## BEGIN

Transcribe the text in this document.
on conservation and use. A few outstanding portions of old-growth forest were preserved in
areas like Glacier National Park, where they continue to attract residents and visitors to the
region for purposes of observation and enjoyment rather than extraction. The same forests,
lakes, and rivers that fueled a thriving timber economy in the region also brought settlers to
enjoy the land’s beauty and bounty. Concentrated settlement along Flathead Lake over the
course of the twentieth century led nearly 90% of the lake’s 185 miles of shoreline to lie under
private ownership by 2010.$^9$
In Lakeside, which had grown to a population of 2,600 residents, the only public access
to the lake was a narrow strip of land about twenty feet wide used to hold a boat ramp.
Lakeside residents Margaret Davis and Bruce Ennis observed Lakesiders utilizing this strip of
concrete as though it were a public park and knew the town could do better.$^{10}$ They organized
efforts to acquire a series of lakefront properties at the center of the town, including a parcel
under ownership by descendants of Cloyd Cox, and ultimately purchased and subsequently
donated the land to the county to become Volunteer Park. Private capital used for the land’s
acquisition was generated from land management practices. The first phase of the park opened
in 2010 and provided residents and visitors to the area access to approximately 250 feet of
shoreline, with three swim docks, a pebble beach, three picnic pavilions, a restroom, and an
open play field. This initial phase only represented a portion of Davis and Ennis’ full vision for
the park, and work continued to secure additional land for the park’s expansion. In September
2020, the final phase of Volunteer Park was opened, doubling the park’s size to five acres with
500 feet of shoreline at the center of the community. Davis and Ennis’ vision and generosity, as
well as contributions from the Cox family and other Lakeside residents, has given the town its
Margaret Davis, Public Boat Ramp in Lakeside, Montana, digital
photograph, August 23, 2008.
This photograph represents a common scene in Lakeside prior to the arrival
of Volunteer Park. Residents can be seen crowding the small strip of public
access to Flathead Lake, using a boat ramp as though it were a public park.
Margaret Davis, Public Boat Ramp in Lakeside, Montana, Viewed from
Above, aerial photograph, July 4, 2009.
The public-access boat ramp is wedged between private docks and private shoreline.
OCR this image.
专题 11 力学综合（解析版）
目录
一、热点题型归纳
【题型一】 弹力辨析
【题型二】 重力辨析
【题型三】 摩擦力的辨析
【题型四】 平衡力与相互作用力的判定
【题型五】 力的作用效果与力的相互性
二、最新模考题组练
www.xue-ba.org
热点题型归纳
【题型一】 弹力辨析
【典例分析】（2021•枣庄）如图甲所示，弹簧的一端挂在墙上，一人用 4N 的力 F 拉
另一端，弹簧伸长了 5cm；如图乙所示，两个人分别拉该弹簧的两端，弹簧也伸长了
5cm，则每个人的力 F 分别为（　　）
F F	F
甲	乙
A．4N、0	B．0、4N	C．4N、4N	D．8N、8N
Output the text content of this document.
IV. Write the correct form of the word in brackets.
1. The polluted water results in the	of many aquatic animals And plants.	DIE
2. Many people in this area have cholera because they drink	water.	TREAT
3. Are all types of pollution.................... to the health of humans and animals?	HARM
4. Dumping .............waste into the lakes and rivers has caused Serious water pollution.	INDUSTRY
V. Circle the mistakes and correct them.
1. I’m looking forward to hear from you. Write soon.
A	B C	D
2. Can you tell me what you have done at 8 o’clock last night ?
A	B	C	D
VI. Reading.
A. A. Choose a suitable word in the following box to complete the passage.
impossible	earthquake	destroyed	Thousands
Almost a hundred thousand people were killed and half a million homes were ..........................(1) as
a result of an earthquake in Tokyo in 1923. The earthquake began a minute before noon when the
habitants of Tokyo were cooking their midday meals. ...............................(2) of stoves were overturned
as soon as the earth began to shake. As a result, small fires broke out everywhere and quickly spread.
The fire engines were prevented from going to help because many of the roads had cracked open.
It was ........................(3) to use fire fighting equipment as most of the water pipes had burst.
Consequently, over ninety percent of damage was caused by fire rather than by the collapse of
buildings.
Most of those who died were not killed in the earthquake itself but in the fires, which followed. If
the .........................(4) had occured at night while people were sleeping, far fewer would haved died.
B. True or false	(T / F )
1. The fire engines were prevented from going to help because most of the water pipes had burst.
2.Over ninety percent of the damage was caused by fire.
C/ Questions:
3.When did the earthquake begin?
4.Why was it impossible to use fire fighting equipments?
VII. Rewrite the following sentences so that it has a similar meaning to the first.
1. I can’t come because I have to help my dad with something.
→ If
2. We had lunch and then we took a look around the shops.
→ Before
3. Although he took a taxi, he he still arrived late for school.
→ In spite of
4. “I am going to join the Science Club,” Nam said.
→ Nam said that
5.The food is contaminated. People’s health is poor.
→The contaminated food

## END

WHAT NEEDS TO BE DONE
Your task is to list each line of the records with the word "took".

TASK SOLUTION
2. We had lunch and then we took a look around the shops.
3. Although he took a taxi, he he still arrived late for school.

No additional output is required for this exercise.